How many of the lines below contain "given"? Answer with that number alone.

<<<<

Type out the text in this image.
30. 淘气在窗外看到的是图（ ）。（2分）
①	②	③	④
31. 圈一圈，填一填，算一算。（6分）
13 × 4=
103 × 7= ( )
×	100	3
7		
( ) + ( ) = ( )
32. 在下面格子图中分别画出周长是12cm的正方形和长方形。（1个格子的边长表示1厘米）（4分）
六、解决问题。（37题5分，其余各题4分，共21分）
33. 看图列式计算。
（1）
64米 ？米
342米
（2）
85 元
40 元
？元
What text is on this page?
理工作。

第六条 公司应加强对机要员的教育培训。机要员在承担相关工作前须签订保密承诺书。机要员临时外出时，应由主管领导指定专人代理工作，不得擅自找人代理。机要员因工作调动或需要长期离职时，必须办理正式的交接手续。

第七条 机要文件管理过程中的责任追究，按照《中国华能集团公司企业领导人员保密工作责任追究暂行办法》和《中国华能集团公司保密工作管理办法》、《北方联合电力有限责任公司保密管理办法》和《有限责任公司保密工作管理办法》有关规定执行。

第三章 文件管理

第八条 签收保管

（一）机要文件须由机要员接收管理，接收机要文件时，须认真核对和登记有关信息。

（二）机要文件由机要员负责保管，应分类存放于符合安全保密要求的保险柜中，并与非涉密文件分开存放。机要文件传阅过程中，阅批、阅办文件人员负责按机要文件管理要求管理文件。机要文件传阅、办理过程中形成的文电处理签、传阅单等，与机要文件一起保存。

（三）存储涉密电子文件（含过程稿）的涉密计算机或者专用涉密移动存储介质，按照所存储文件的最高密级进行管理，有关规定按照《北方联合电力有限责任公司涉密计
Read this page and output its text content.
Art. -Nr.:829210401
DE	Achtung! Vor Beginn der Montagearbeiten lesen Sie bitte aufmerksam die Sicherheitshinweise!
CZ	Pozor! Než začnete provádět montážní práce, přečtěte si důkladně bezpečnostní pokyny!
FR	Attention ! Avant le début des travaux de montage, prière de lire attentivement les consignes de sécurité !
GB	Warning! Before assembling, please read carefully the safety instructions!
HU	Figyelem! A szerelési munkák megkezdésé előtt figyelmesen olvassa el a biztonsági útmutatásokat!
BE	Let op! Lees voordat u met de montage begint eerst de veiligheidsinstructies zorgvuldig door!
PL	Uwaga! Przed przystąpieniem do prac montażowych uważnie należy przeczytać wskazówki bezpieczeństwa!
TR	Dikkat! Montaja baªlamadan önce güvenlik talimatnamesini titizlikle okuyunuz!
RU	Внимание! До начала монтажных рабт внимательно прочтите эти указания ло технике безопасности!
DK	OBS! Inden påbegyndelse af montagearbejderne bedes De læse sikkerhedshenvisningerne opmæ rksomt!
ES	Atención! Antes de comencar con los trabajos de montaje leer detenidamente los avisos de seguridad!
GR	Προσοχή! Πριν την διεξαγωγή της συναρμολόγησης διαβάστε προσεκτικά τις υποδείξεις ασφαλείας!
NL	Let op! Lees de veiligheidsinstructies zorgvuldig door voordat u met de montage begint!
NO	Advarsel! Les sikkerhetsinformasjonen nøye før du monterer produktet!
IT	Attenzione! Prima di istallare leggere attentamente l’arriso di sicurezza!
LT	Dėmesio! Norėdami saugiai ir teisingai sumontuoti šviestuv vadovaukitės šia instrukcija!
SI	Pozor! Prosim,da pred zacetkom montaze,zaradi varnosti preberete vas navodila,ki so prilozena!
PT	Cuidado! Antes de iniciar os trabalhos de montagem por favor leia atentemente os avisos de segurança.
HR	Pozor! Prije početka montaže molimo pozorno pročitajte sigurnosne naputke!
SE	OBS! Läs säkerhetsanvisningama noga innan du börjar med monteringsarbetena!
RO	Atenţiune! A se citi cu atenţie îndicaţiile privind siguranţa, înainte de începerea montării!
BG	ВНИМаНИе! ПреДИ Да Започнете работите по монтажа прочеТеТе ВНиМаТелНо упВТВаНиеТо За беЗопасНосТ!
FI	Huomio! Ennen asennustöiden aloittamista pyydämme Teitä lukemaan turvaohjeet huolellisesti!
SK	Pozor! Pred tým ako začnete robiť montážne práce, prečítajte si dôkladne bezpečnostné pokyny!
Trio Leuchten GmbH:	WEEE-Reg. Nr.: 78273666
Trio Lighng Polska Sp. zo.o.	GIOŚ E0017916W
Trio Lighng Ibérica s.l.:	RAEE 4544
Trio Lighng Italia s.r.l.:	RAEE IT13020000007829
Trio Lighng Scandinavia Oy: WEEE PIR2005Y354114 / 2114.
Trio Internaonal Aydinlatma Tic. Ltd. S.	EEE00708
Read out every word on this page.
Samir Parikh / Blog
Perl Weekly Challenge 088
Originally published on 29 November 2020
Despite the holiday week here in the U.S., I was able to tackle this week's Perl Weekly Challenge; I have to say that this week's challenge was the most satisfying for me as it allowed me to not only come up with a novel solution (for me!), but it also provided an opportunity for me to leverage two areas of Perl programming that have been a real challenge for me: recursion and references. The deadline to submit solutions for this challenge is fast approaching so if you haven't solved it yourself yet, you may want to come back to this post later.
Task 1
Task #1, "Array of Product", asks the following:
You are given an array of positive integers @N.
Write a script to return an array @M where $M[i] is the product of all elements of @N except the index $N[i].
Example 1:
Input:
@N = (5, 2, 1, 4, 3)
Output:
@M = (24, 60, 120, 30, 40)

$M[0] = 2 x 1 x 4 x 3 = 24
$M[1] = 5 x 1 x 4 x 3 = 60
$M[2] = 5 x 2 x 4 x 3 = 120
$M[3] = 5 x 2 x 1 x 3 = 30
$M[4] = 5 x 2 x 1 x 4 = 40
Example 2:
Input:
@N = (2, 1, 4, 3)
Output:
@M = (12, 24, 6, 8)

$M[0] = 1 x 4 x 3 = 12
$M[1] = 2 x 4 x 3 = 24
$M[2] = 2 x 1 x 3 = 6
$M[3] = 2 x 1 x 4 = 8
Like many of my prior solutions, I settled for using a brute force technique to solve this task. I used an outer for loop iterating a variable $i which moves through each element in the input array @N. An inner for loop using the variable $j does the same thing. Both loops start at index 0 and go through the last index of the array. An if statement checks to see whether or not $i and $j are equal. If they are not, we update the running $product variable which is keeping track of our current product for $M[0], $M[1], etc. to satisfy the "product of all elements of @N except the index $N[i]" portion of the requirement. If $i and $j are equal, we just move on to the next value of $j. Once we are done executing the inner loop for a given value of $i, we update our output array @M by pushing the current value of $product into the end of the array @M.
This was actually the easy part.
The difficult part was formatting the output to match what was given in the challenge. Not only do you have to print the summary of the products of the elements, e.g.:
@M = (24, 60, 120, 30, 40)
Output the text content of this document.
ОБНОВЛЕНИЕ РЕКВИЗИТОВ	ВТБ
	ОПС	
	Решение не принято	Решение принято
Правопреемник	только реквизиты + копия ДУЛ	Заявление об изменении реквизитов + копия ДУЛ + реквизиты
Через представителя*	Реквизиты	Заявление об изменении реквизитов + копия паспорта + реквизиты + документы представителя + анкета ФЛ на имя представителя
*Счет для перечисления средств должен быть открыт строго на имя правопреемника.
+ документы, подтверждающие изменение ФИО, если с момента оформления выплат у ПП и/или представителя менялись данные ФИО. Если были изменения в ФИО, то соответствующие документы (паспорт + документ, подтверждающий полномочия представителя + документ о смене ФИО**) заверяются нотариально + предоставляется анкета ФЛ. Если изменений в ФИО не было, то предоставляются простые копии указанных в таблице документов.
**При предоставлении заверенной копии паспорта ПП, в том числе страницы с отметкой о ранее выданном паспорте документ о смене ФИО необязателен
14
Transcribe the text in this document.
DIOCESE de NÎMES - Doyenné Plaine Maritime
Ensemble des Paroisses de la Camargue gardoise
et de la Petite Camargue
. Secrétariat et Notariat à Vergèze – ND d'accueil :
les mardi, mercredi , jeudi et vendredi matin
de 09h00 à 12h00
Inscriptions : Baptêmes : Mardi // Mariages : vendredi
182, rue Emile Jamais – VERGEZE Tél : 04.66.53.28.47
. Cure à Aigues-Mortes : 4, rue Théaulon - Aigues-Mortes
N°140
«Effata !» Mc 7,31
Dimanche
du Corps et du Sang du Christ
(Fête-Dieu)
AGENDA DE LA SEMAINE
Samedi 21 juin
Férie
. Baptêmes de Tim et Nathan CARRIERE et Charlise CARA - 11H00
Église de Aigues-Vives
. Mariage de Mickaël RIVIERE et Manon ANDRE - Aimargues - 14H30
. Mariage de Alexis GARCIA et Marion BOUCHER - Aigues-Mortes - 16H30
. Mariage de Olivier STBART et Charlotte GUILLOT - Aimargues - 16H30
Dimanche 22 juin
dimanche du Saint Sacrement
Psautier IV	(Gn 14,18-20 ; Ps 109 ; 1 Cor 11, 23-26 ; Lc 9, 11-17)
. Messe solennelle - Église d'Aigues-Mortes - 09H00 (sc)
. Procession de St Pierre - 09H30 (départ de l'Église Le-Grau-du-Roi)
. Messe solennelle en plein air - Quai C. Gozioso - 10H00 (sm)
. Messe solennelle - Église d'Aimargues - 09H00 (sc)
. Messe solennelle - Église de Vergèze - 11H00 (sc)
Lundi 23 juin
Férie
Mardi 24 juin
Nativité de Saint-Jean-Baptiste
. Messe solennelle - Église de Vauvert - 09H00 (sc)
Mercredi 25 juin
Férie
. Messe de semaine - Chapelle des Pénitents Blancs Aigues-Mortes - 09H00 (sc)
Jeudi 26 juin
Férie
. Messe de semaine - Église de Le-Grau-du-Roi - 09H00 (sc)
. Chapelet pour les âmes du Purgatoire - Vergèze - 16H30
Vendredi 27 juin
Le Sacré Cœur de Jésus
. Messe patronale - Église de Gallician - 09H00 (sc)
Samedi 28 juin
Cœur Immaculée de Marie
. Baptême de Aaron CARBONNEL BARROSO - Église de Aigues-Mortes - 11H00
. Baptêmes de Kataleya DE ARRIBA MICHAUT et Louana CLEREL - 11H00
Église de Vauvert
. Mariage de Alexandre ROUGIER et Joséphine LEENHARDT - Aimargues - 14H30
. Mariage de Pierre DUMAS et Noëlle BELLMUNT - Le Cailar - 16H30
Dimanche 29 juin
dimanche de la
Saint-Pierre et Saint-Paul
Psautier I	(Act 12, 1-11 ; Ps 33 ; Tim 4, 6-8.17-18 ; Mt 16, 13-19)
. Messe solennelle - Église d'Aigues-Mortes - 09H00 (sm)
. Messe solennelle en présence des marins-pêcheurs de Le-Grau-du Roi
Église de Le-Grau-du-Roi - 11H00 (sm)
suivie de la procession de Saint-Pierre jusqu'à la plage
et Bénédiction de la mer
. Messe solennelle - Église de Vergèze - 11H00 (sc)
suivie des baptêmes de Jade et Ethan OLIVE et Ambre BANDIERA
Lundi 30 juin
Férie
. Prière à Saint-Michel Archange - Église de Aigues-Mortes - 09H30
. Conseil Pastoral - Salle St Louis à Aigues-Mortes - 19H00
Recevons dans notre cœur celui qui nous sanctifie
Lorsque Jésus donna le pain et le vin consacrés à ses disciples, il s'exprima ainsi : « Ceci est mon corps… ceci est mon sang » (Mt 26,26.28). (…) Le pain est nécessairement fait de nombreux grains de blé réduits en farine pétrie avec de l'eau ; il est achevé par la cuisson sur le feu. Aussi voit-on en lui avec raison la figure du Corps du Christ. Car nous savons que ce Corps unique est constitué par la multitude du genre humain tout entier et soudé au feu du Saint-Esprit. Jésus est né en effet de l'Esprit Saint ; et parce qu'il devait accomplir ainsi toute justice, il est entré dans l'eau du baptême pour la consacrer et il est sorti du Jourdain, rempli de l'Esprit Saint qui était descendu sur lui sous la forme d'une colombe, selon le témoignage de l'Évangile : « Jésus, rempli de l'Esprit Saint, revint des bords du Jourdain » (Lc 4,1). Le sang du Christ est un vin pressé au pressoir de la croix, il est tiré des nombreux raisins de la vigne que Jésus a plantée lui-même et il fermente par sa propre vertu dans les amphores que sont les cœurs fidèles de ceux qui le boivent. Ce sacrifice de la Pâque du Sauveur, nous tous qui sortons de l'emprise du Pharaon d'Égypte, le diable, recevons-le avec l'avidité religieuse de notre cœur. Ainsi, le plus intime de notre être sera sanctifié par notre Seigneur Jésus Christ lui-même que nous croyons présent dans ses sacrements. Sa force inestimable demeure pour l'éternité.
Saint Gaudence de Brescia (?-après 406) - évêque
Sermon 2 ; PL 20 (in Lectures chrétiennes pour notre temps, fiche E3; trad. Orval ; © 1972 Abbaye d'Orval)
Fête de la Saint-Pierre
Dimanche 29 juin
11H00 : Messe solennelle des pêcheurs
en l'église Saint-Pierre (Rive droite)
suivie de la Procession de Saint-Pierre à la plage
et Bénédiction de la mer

>>>>

RESPONSE TO THIS EXERCISE: 3